**WHAT IS REQUIRED:**
Each line of the records needs to be written out exactly, with any image left out.

########################################

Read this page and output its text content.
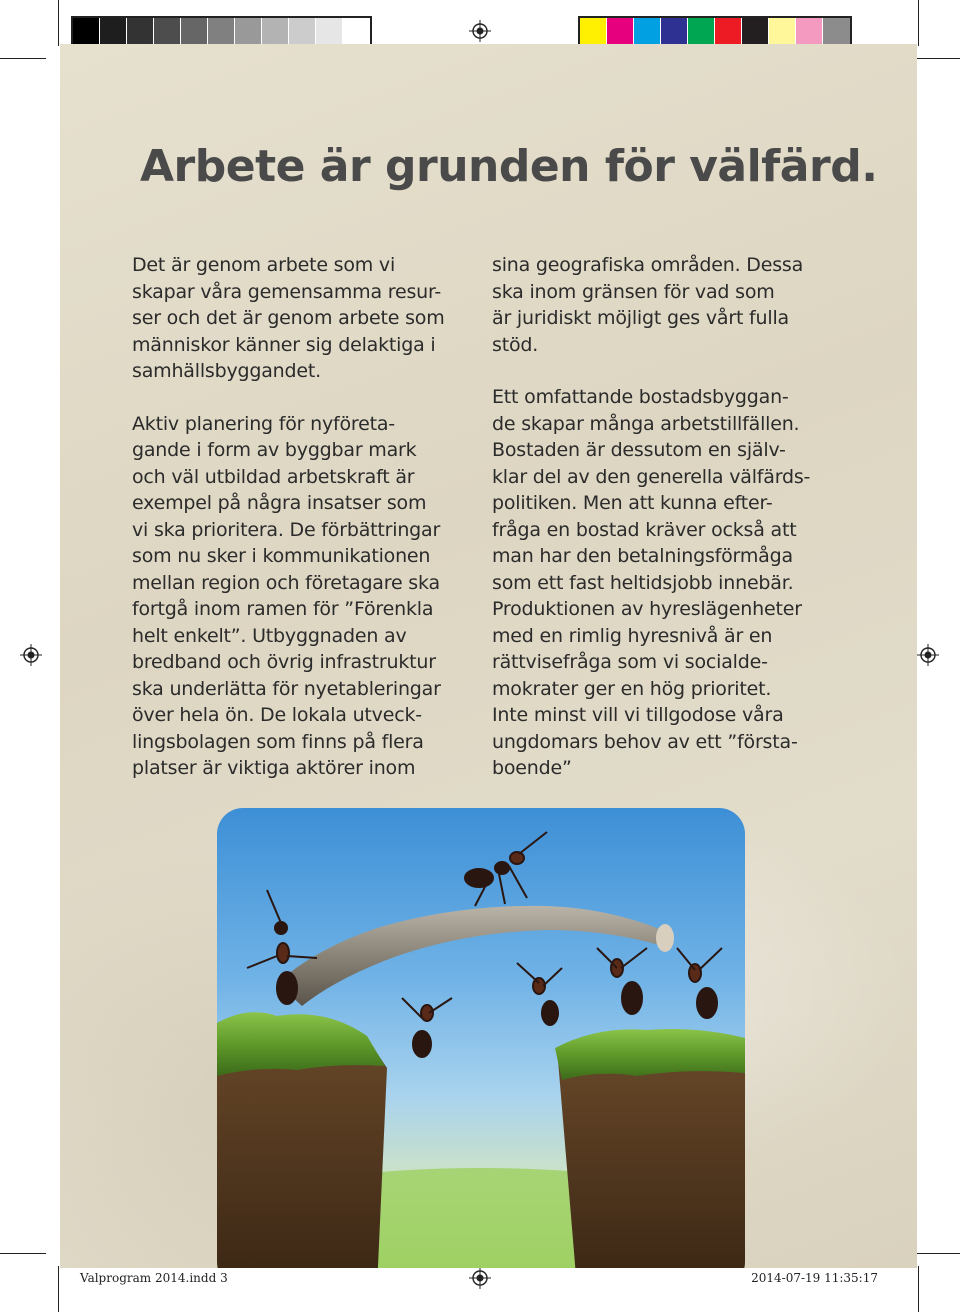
Arbete är grunden för välfärd.

Det är genom arbete som vi
skapar våra gemensamma resur-
ser och det är genom arbete som
människor känner sig delaktiga i
samhällsbyggandet.

Aktiv planering för nyföreta-
gande i form av byggbar mark
och väl utbildad arbetskraft är
exempel på några insatser som
vi ska prioritera. De förbättringar
som nu sker i kommunikationen
mellan region och företagare ska
fortgå inom ramen för ”Förenkla
helt enkelt”. Utbyggnaden av
bredband och övrig infrastruktur
ska underlätta för nyetableringar
över hela ön. De lokala utveck-
lingsbolagen som finns på flera
platser är viktiga aktörer inom

sina geografiska områden. Dessa
ska inom gränsen för vad som
är juridiskt möjligt ges vårt fulla
stöd.

Ett omfattande bostadsbyggan-
de skapar många arbetstillfällen.
Bostaden är dessutom en själv-
klar del av den generella välfärds-
politiken. Men att kunna efter-
fråga en bostad kräver också att
man har den betalningsförmåga
som ett fast heltidsjobb innebär.
Produktionen av hyreslägenheter
med en rimlig hyresnivå är en
rättvisefråga som vi socialde-
mokrater ger en hög prioritet.
Inte minst vill vi tillgodose våra
ungdomars behov av ett ”första-
boende”

Valprogram 2014.indd 3	2014-07-19 11:35:17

########################################

**OUTPUT:**
Read this page and output its text content.
Arbete är grunden för välfärd.

Det är genom arbete som vi
skapar våra gemensamma resur-
ser och det är genom arbete som
människor känner sig delaktiga i
samhällsbyggandet.

Aktiv planering för nyföreta-
gande i form av byggbar mark
och väl utbildad arbetskraft är
exempel på några insatser som
vi ska prioritera. De förbättringar
som nu sker i kommunikationen
mellan region och företagare ska
fortgå inom ramen för ”Förenkla
helt enkelt”. Utbyggnaden av
bredband och övrig infrastruktur
ska underlätta för nyetableringar
över hela ön. De lokala utveck-
lingsbolagen som finns på flera
platser är viktiga aktörer inom

sina geografiska områden. Dessa
ska inom gränsen för vad som
är juridiskt möjligt ges vårt fulla
stöd.

Ett omfattande bostadsbyggan-
de skapar många arbetstillfällen.
Bostaden är dessutom en själv-
klar del av den generella välfärds-
politiken. Men att kunna efter-
fråga en bostad kräver också att
man har den betalningsförmåga
som ett fast heltidsjobb innebär.
Produktionen av hyreslägenheter
med en rimlig hyresnivå är en
rättvisefråga som vi socialde-
mokrater ger en hög prioritet.
Inte minst vill vi tillgodose våra
ungdomars behov av ett ”första-
boende”

Valprogram 2014.indd 3	2014-07-19 11:35:17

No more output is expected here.